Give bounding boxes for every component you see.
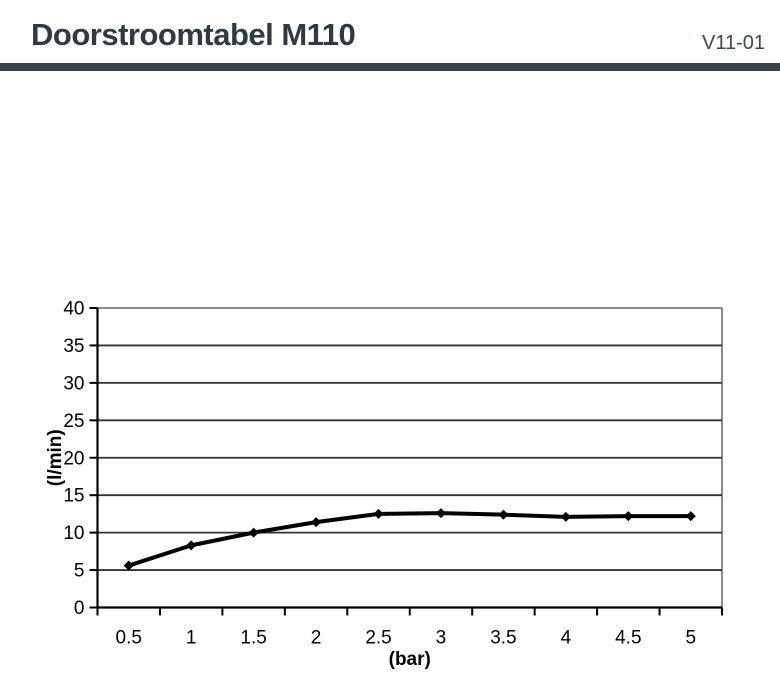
data-point-marker	[186, 540, 197, 551]
page-header: Doorstroomtabel M110 V11-01	[0, 0, 780, 63]
data-point-marker	[560, 511, 571, 522]
data-point-marker	[123, 560, 134, 571]
header-divider	[0, 63, 780, 71]
x-tick-label: 3.5	[490, 628, 516, 649]
data-point-marker	[685, 511, 696, 522]
x-tick-label: 4	[561, 628, 572, 649]
y-tick-label: 15	[63, 486, 84, 507]
x-tick-label: 2.5	[365, 628, 391, 649]
y-tick-label: 35	[63, 336, 84, 357]
version-label: V11-01	[701, 32, 765, 54]
series-line	[126, 511, 693, 568]
data-point-marker	[311, 517, 322, 528]
data-point-marker	[248, 527, 259, 538]
x-tick-label: 2	[311, 628, 322, 649]
x-tick-label: 5	[685, 628, 696, 649]
y-tick-label: 20	[63, 448, 84, 469]
x-tick-label: 1.5	[240, 628, 266, 649]
y-axis-title: (l/min)	[45, 429, 66, 486]
x-axis-title: (bar)	[389, 649, 431, 670]
x-tick-label: 4.5	[615, 628, 641, 649]
y-tick-label: 25	[63, 411, 84, 432]
data-point-marker	[435, 508, 446, 519]
data-point-marker	[498, 509, 509, 520]
y-tick-label: 30	[63, 373, 84, 394]
page-title: Doorstroomtabel M110	[31, 17, 356, 52]
y-tick-label: 40	[63, 299, 84, 320]
data-point-marker	[623, 511, 634, 522]
y-tick-label: 10	[63, 523, 84, 544]
y-tick-label: 0	[74, 598, 85, 619]
x-tick-label: 1	[186, 628, 197, 649]
data-point-marker	[373, 508, 384, 519]
x-tick-label: 0.5	[116, 628, 142, 649]
y-tick-label: 5	[74, 561, 85, 582]
x-tick-label: 3	[436, 628, 447, 649]
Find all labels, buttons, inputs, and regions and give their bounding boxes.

------------

> WHAT YOU WILL DO: Turn every line of the rows above into a Markdown table with the columns No. and Entry, numbering the lines in order and skipping blank ones. Omit the pictures.

> SOLUTION FOR THIS PROBLEM:
| No. | Entry |
|---|---|
| 1 | Give bounding boxes for every component you see. |
| 2 | data-point-marker	[186, 540, 197, 551] |
| 3 | page-header: Doorstroomtabel M110 V11-01	[0, 0, 780, 63] |
| 4 | data-point-marker	[560, 511, 571, 522] |
| 5 | data-point-marker	[123, 560, 134, 571] |
| 6 | header-divider	[0, 63, 780, 71] |
| 7 | x-tick-label: 3.5	[490, 628, 516, 649] |
| 8 | data-point-marker	[685, 511, 696, 522] |
| 9 | x-tick-label: 4	[561, 628, 572, 649] |
| 10 | y-tick-label: 15	[63, 486, 84, 507] |
| 11 | x-tick-label: 2.5	[365, 628, 391, 649] |
| 12 | y-tick-label: 35	[63, 336, 84, 357] |
| 13 | version-label: V11-01	[701, 32, 765, 54] |
| 14 | series-line	[126, 511, 693, 568] |
| 15 | data-point-marker	[311, 517, 322, 528] |
| 16 | data-point-marker	[248, 527, 259, 538] |
| 17 | x-tick-label: 2	[311, 628, 322, 649] |
| 18 | x-tick-label: 5	[685, 628, 696, 649] |
| 19 | y-tick-label: 20	[63, 448, 84, 469] |
| 20 | x-tick-label: 1.5	[240, 628, 266, 649] |
| 21 | y-axis-title: (l/min)	[45, 429, 66, 486] |
| 22 | x-axis-title: (bar)	[389, 649, 431, 670] |
| 23 | x-tick-label: 4.5	[615, 628, 641, 649] |
| 24 | y-tick-label: 25	[63, 411, 84, 432] |
| 25 | data-point-marker	[435, 508, 446, 519] |
| 26 | data-point-marker	[498, 509, 509, 520] |
| 27 | y-tick-label: 30	[63, 373, 84, 394] |
| 28 | page-title: Doorstroomtabel M110	[31, 17, 356, 52] |
| 29 | y-tick-label: 40	[63, 299, 84, 320] |
| 30 | data-point-marker	[623, 511, 634, 522] |
| 31 | y-tick-label: 10	[63, 523, 84, 544] |
| 32 | y-tick-label: 0	[74, 598, 85, 619] |
| 33 | x-tick-label: 1	[186, 628, 197, 649] |
| 34 | data-point-marker	[373, 508, 384, 519] |
| 35 | x-tick-label: 0.5	[116, 628, 142, 649] |
| 36 | y-tick-label: 5	[74, 561, 85, 582] |
| 37 | x-tick-label: 3	[436, 628, 447, 649] |
| 38 | Find all labels, buttons, inputs, and regions and give their bounding boxes. |